Quote the entries in full, character for character, without their images.

=== GIVEN ENTRIES ===

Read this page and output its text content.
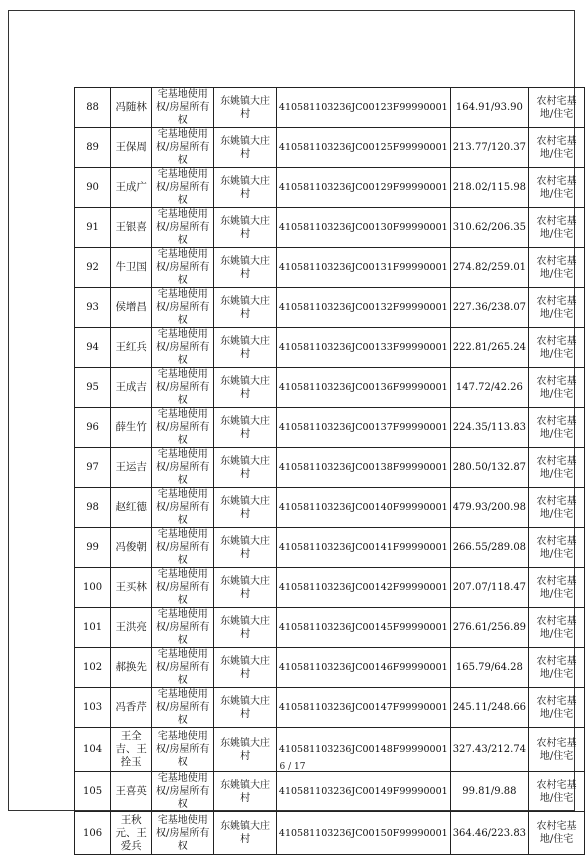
88	冯随林	宅基地使用权/房屋所有权	东姚镇大庄村	410581103236JC00123F99990001	164.91/93.90	农村宅基地/住宅
89	王保周	宅基地使用权/房屋所有权	东姚镇大庄村	410581103236JC00125F99990001	213.77/120.37	农村宅基地/住宅
90	王成广	宅基地使用权/房屋所有权	东姚镇大庄村	410581103236JC00129F99990001	218.02/115.98	农村宅基地/住宅
91	王银喜	宅基地使用权/房屋所有权	东姚镇大庄村	410581103236JC00130F99990001	310.62/206.35	农村宅基地/住宅
92	牛卫国	宅基地使用权/房屋所有权	东姚镇大庄村	410581103236JC00131F99990001	274.82/259.01	农村宅基地/住宅
93	侯增昌	宅基地使用权/房屋所有权	东姚镇大庄村	410581103236JC00132F99990001	227.36/238.07	农村宅基地/住宅
94	王红兵	宅基地使用权/房屋所有权	东姚镇大庄村	410581103236JC00133F99990001	222.81/265.24	农村宅基地/住宅
95	王成吉	宅基地使用权/房屋所有权	东姚镇大庄村	410581103236JC00136F99990001	147.72/42.26	农村宅基地/住宅
96	薛生竹	宅基地使用权/房屋所有权	东姚镇大庄村	410581103236JC00137F99990001	224.35/113.83	农村宅基地/住宅
97	王运吉	宅基地使用权/房屋所有权	东姚镇大庄村	410581103236JC00138F99990001	280.50/132.87	农村宅基地/住宅
98	赵红德	宅基地使用权/房屋所有权	东姚镇大庄村	410581103236JC00140F99990001	479.93/200.98	农村宅基地/住宅
99	冯俊朝	宅基地使用权/房屋所有权	东姚镇大庄村	410581103236JC00141F99990001	266.55/289.08	农村宅基地/住宅
100	王买林	宅基地使用权/房屋所有权	东姚镇大庄村	410581103236JC00142F99990001	207.07/118.47	农村宅基地/住宅
101	王洪亮	宅基地使用权/房屋所有权	东姚镇大庄村	410581103236JC00145F99990001	276.61/256.89	农村宅基地/住宅
102	郝换先	宅基地使用权/房屋所有权	东姚镇大庄村	410581103236JC00146F99990001	165.79/64.28	农村宅基地/住宅
103	冯香芹	宅基地使用权/房屋所有权	东姚镇大庄村	410581103236JC00147F99990001	245.11/248.66	农村宅基地/住宅
104	王全吉、王拴玉	宅基地使用权/房屋所有权	东姚镇大庄村	410581103236JC00148F99990001	327.43/212.74	农村宅基地/住宅
105	王喜英	宅基地使用权/房屋所有权	东姚镇大庄村	410581103236JC00149F99990001	99.81/9.88	农村宅基地/住宅
106	王秋元、王爱兵	宅基地使用权/房屋所有权	东姚镇大庄村	410581103236JC00150F99990001	364.46/223.83	农村宅基地/住宅
6 / 17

===

(FINISHED TASK):
Read this page and output its text content.
88	冯随林	宅基地使用权/房屋所有权	东姚镇大庄村	410581103236JC00123F99990001	164.91/93.90	农村宅基地/住宅
89	王保周	宅基地使用权/房屋所有权	东姚镇大庄村	410581103236JC00125F99990001	213.77/120.37	农村宅基地/住宅
90	王成广	宅基地使用权/房屋所有权	东姚镇大庄村	410581103236JC00129F99990001	218.02/115.98	农村宅基地/住宅
91	王银喜	宅基地使用权/房屋所有权	东姚镇大庄村	410581103236JC00130F99990001	310.62/206.35	农村宅基地/住宅
92	牛卫国	宅基地使用权/房屋所有权	东姚镇大庄村	410581103236JC00131F99990001	274.82/259.01	农村宅基地/住宅
93	侯增昌	宅基地使用权/房屋所有权	东姚镇大庄村	410581103236JC00132F99990001	227.36/238.07	农村宅基地/住宅
94	王红兵	宅基地使用权/房屋所有权	东姚镇大庄村	410581103236JC00133F99990001	222.81/265.24	农村宅基地/住宅
95	王成吉	宅基地使用权/房屋所有权	东姚镇大庄村	410581103236JC00136F99990001	147.72/42.26	农村宅基地/住宅
96	薛生竹	宅基地使用权/房屋所有权	东姚镇大庄村	410581103236JC00137F99990001	224.35/113.83	农村宅基地/住宅
97	王运吉	宅基地使用权/房屋所有权	东姚镇大庄村	410581103236JC00138F99990001	280.50/132.87	农村宅基地/住宅
98	赵红德	宅基地使用权/房屋所有权	东姚镇大庄村	410581103236JC00140F99990001	479.93/200.98	农村宅基地/住宅
99	冯俊朝	宅基地使用权/房屋所有权	东姚镇大庄村	410581103236JC00141F99990001	266.55/289.08	农村宅基地/住宅
100	王买林	宅基地使用权/房屋所有权	东姚镇大庄村	410581103236JC00142F99990001	207.07/118.47	农村宅基地/住宅
101	王洪亮	宅基地使用权/房屋所有权	东姚镇大庄村	410581103236JC00145F99990001	276.61/256.89	农村宅基地/住宅
102	郝换先	宅基地使用权/房屋所有权	东姚镇大庄村	410581103236JC00146F99990001	165.79/64.28	农村宅基地/住宅
103	冯香芹	宅基地使用权/房屋所有权	东姚镇大庄村	410581103236JC00147F99990001	245.11/248.66	农村宅基地/住宅
104	王全吉、王拴玉	宅基地使用权/房屋所有权	东姚镇大庄村	410581103236JC00148F99990001	327.43/212.74	农村宅基地/住宅
105	王喜英	宅基地使用权/房屋所有权	东姚镇大庄村	410581103236JC00149F99990001	99.81/9.88	农村宅基地/住宅
106	王秋元、王爱兵	宅基地使用权/房屋所有权	东姚镇大庄村	410581103236JC00150F99990001	364.46/223.83	农村宅基地/住宅
6 / 17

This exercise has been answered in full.